(Dataset records)
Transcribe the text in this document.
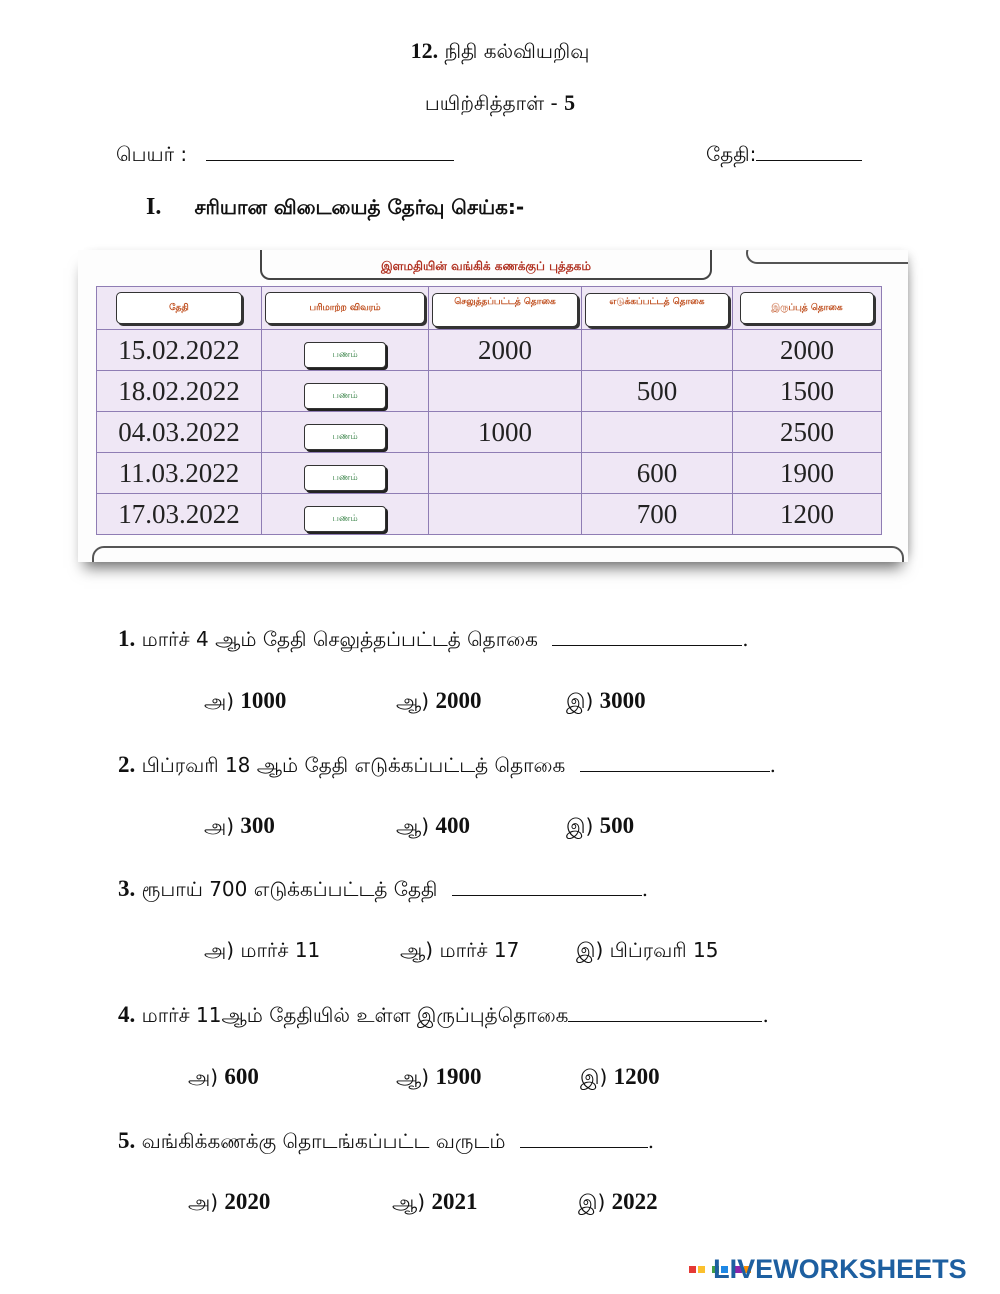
12. நிதி கல்வியறிவு
பயிற்சித்தாள் - 5
பெயர் :	தேதி:
I. சரியான விடையைத் தேர்வு செய்க:-
இளமதியின் வங்கிக் கணக்குப் புத்தகம்
தேதி	பரிமாற்ற விவரம்	செலுத்தப்பட்டத் தொகை	எடுக்கப்பட்டத் தொகை	இருப்புத் தொகை
15.02.2022	பணம்	2000		2000
18.02.2022	பணம்		500	1500
04.03.2022	பணம்	1000		2500
11.03.2022	பணம்		600	1900
17.03.2022	பணம்		700	1200
1. மார்ச் 4 ஆம் தேதி செலுத்தப்பட்டத் தொகை	.
அ) 1000	ஆ) 2000	இ) 3000
2. பிப்ரவரி 18 ஆம் தேதி எடுக்கப்பட்டத் தொகை	.
அ) 300	ஆ) 400	இ) 500
3. ரூபாய் 700 எடுக்கப்பட்டத் தேதி	.
அ) மார்ச் 11	ஆ) மார்ச் 17	இ) பிப்ரவரி 15
4. மார்ச் 11ஆம் தேதியில் உள்ள இருப்புத்தொகை	.
அ) 600	ஆ) 1900	இ) 1200
5. வங்கிக்கணக்கு தொடங்கப்பட்ட வருடம்	.
அ) 2020	ஆ) 2021	இ) 2022
LIVEWORKSHEETS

## What this task involves
Working from the lines above, reproduce the material exactly and exclude its pictures.

## Answer to this exercise
Transcribe the text in this document.
12. நிதி கல்வியறிவு
பயிற்சித்தாள் - 5
பெயர் :	தேதி:
I. சரியான விடையைத் தேர்வு செய்க:-
இளமதியின் வங்கிக் கணக்குப் புத்தகம்
தேதி	பரிமாற்ற விவரம்	செலுத்தப்பட்டத் தொகை	எடுக்கப்பட்டத் தொகை	இருப்புத் தொகை
15.02.2022	பணம்	2000		2000
18.02.2022	பணம்		500	1500
04.03.2022	பணம்	1000		2500
11.03.2022	பணம்		600	1900
17.03.2022	பணம்		700	1200
1. மார்ச் 4 ஆம் தேதி செலுத்தப்பட்டத் தொகை	.
அ) 1000	ஆ) 2000	இ) 3000
2. பிப்ரவரி 18 ஆம் தேதி எடுக்கப்பட்டத் தொகை	.
அ) 300	ஆ) 400	இ) 500
3. ரூபாய் 700 எடுக்கப்பட்டத் தேதி	.
அ) மார்ச் 11	ஆ) மார்ச் 17	இ) பிப்ரவரி 15
4. மார்ச் 11ஆம் தேதியில் உள்ள இருப்புத்தொகை	.
அ) 600	ஆ) 1900	இ) 1200
5. வங்கிக்கணக்கு தொடங்கப்பட்ட வருடம்	.
அ) 2020	ஆ) 2021	இ) 2022
LIVEWORKSHEETS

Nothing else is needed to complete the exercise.